Write the number of lines holding the word "JSON", and nothing else.
####
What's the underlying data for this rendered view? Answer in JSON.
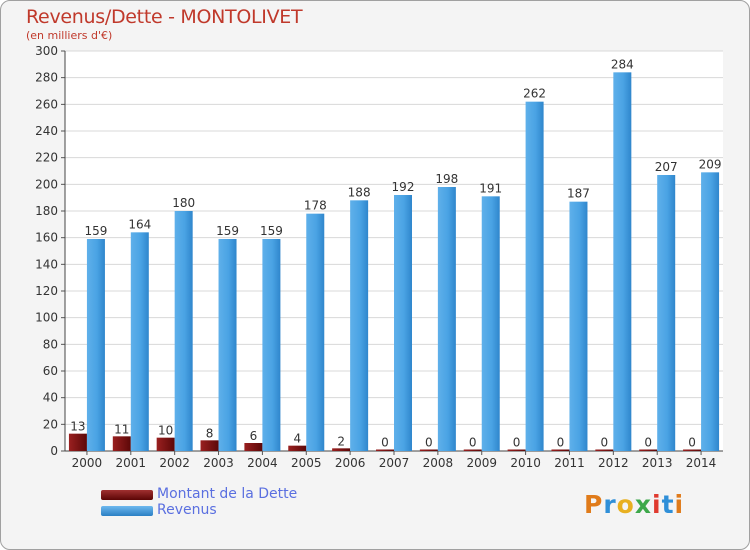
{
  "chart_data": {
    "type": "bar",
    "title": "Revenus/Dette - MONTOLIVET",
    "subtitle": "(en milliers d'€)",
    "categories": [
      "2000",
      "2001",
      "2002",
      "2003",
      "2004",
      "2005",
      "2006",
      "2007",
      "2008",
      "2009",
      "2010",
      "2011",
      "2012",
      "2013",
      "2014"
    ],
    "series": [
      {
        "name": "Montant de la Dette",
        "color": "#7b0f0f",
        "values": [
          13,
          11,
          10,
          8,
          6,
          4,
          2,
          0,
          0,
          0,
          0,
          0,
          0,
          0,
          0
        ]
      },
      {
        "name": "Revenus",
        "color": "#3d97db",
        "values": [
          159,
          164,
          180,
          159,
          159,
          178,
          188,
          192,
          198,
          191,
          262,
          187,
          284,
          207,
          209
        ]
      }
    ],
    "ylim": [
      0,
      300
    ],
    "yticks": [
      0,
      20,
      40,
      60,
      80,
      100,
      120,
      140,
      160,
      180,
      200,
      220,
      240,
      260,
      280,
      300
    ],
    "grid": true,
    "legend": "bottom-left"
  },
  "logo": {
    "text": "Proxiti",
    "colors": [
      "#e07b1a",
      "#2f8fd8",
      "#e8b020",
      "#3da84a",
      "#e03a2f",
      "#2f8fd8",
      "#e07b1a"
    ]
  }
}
####
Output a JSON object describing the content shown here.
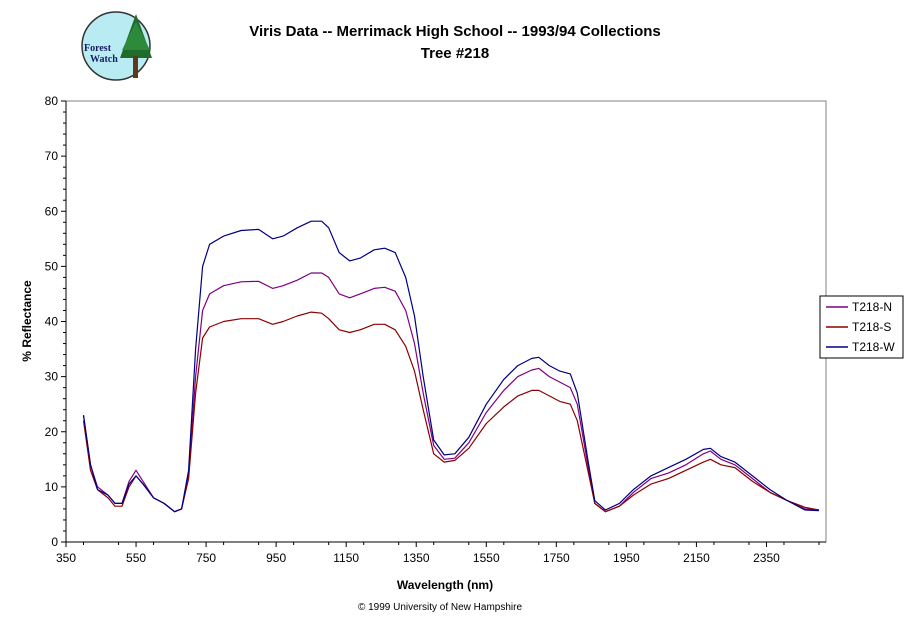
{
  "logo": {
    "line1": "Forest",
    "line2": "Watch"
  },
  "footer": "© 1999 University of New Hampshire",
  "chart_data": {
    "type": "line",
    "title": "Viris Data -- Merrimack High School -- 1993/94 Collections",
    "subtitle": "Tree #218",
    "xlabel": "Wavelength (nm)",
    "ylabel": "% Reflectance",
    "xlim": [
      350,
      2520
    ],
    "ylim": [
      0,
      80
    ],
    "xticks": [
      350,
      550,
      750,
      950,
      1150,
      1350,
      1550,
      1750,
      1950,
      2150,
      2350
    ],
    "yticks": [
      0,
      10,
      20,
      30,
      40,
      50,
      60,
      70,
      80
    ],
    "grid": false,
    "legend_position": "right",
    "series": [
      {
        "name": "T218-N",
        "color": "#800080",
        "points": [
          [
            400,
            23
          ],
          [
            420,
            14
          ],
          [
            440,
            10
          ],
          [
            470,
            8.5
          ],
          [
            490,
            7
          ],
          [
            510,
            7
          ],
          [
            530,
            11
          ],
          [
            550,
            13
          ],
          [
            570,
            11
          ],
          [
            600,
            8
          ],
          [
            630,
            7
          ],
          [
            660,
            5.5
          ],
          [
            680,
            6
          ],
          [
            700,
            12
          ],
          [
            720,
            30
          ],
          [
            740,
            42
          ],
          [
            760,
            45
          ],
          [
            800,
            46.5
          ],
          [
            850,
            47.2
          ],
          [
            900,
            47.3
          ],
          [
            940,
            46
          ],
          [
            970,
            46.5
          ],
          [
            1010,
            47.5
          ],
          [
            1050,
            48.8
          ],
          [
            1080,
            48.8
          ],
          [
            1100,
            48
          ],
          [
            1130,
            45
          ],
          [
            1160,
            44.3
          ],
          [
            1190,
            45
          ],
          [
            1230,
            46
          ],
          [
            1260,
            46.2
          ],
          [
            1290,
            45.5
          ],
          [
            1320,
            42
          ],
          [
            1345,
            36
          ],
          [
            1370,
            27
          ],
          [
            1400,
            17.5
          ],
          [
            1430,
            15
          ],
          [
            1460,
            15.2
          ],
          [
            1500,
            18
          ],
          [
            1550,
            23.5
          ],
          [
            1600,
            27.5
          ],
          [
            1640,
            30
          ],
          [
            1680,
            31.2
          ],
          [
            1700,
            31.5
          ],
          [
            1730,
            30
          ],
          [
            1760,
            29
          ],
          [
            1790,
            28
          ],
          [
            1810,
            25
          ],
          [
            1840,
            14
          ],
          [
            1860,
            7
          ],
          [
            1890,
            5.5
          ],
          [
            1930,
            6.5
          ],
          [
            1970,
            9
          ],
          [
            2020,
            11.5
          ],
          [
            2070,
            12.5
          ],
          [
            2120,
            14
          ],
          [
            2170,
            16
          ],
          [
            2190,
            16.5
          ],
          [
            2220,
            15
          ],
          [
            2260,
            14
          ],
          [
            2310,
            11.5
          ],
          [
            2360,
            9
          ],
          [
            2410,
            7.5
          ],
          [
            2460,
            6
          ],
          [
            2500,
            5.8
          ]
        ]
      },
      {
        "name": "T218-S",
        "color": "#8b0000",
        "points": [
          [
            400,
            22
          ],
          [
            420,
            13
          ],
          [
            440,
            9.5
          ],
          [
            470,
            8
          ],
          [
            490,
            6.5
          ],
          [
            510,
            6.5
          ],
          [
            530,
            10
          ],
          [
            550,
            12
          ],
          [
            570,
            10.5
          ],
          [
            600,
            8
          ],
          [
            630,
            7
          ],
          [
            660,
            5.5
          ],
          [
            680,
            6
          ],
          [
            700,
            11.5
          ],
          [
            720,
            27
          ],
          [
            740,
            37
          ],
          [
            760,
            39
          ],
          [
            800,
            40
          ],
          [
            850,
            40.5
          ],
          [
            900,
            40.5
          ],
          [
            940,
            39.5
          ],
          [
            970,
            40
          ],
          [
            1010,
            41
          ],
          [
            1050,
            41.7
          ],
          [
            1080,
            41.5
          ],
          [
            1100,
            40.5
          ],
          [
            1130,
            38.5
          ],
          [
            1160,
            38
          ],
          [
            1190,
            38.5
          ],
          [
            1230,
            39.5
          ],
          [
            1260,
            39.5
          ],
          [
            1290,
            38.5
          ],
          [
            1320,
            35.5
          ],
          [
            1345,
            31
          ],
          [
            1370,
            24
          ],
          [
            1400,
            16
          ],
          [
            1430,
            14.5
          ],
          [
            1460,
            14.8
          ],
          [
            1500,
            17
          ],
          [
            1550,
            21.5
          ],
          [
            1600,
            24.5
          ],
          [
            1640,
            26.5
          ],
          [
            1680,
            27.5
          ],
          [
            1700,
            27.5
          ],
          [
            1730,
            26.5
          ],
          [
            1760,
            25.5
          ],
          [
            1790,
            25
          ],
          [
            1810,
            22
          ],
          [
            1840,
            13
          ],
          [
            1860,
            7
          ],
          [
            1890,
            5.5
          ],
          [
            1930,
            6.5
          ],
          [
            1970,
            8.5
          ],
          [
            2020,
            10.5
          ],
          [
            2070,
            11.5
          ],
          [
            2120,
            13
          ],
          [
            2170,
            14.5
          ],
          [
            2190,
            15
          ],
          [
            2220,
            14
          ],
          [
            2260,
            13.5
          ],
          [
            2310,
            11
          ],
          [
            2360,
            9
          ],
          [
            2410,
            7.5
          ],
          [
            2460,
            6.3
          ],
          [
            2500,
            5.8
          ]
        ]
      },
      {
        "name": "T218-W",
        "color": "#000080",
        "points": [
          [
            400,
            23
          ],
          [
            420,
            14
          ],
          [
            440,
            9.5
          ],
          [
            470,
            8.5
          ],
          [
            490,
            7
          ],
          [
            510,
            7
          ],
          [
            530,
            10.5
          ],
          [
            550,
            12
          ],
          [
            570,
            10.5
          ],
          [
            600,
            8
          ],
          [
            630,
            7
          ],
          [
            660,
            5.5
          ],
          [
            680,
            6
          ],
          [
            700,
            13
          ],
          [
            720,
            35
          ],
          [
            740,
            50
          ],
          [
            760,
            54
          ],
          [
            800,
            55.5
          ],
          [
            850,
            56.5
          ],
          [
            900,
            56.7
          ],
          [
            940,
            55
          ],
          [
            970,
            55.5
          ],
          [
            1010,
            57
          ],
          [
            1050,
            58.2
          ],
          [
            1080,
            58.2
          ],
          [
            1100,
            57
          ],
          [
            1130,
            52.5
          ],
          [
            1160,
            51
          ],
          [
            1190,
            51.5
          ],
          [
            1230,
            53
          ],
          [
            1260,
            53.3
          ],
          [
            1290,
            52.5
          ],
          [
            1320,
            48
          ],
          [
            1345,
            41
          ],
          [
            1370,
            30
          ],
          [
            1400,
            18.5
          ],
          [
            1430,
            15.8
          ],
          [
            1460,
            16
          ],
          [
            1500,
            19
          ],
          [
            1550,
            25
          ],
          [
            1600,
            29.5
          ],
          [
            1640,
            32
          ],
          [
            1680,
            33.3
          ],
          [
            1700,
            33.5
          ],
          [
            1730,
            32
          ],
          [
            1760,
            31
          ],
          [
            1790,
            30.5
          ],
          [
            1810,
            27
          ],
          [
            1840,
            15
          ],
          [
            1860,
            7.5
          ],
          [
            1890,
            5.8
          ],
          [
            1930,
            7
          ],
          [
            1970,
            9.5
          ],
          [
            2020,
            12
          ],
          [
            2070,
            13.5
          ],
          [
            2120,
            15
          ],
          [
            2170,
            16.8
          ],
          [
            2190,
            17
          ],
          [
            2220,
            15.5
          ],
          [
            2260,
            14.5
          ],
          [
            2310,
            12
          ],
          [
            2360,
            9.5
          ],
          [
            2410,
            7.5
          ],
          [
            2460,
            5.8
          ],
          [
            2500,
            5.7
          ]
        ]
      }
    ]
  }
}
####
### Complete response
2